* Material provided

··········

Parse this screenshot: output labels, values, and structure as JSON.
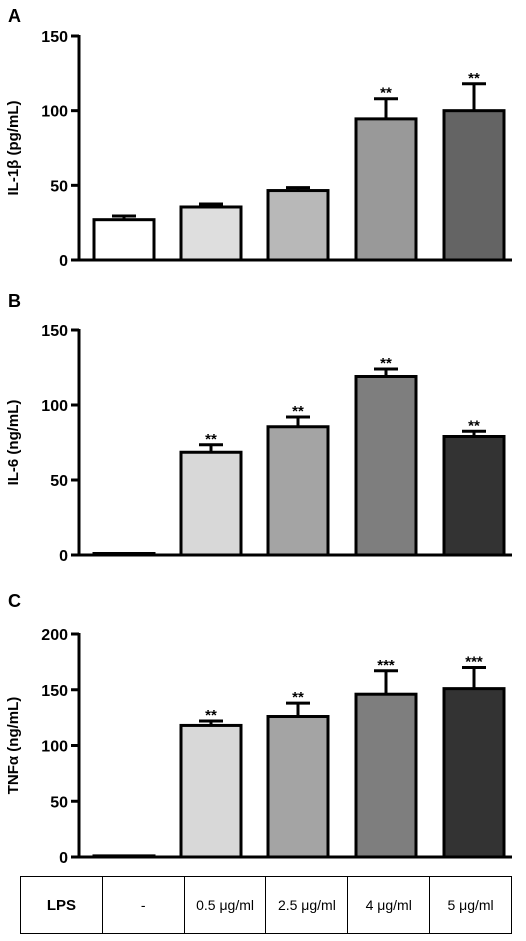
{
  "chart_data": [
    {
      "type": "bar",
      "panel": "A",
      "ylabel": "IL-1β (pg/mL)",
      "ylim": [
        0,
        150
      ],
      "yticks": [
        0,
        50,
        100,
        150
      ],
      "values": [
        27,
        35.5,
        46.5,
        94.5,
        100
      ],
      "errors": [
        2.5,
        2,
        2,
        13.5,
        18
      ],
      "significance": [
        "",
        "",
        "",
        "**",
        "**"
      ],
      "colors": [
        "#ffffff",
        "#dedede",
        "#b8b8b8",
        "#999999",
        "#646464"
      ]
    },
    {
      "type": "bar",
      "panel": "B",
      "ylabel": "IL-6 (ng/mL)",
      "ylim": [
        0,
        150
      ],
      "yticks": [
        0,
        50,
        100,
        150
      ],
      "values": [
        1,
        68.5,
        85.5,
        119,
        79
      ],
      "errors": [
        0,
        5,
        6.5,
        5,
        3.5
      ],
      "significance": [
        "",
        "**",
        "**",
        "**",
        "**"
      ],
      "colors": [
        "#ffffff",
        "#d8d8d8",
        "#a4a4a4",
        "#7e7e7e",
        "#333333"
      ]
    },
    {
      "type": "bar",
      "panel": "C",
      "ylabel": "TNFα (ng/mL)",
      "ylim": [
        0,
        200
      ],
      "yticks": [
        0,
        50,
        100,
        150,
        200
      ],
      "values": [
        1,
        118,
        126,
        146,
        151
      ],
      "errors": [
        0,
        4,
        12,
        21,
        19
      ],
      "significance": [
        "",
        "**",
        "**",
        "***",
        "***"
      ],
      "colors": [
        "#ffffff",
        "#d8d8d8",
        "#a4a4a4",
        "#7e7e7e",
        "#333333"
      ]
    }
  ],
  "table": {
    "row_label": "LPS",
    "cells": [
      "-",
      "0.5 μg/ml",
      "2.5 μg/ml",
      "4 μg/ml",
      "5 μg/ml"
    ]
  }
}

··········

* Given exercise
Quote all the records verbatim, dropping any pictures from your copy.

* Answer to the task
Parse this screenshot: output labels, values, and structure as JSON.
{
  "chart_data": [
    {
      "type": "bar",
      "panel": "A",
      "ylabel": "IL-1β (pg/mL)",
      "ylim": [
        0,
        150
      ],
      "yticks": [
        0,
        50,
        100,
        150
      ],
      "values": [
        27,
        35.5,
        46.5,
        94.5,
        100
      ],
      "errors": [
        2.5,
        2,
        2,
        13.5,
        18
      ],
      "significance": [
        "",
        "",
        "",
        "**",
        "**"
      ],
      "colors": [
        "#ffffff",
        "#dedede",
        "#b8b8b8",
        "#999999",
        "#646464"
      ]
    },
    {
      "type": "bar",
      "panel": "B",
      "ylabel": "IL-6 (ng/mL)",
      "ylim": [
        0,
        150
      ],
      "yticks": [
        0,
        50,
        100,
        150
      ],
      "values": [
        1,
        68.5,
        85.5,
        119,
        79
      ],
      "errors": [
        0,
        5,
        6.5,
        5,
        3.5
      ],
      "significance": [
        "",
        "**",
        "**",
        "**",
        "**"
      ],
      "colors": [
        "#ffffff",
        "#d8d8d8",
        "#a4a4a4",
        "#7e7e7e",
        "#333333"
      ]
    },
    {
      "type": "bar",
      "panel": "C",
      "ylabel": "TNFα (ng/mL)",
      "ylim": [
        0,
        200
      ],
      "yticks": [
        0,
        50,
        100,
        150,
        200
      ],
      "values": [
        1,
        118,
        126,
        146,
        151
      ],
      "errors": [
        0,
        4,
        12,
        21,
        19
      ],
      "significance": [
        "",
        "**",
        "**",
        "***",
        "***"
      ],
      "colors": [
        "#ffffff",
        "#d8d8d8",
        "#a4a4a4",
        "#7e7e7e",
        "#333333"
      ]
    }
  ],
  "table": {
    "row_label": "LPS",
    "cells": [
      "-",
      "0.5 μg/ml",
      "2.5 μg/ml",
      "4 μg/ml",
      "5 μg/ml"
    ]
  }
}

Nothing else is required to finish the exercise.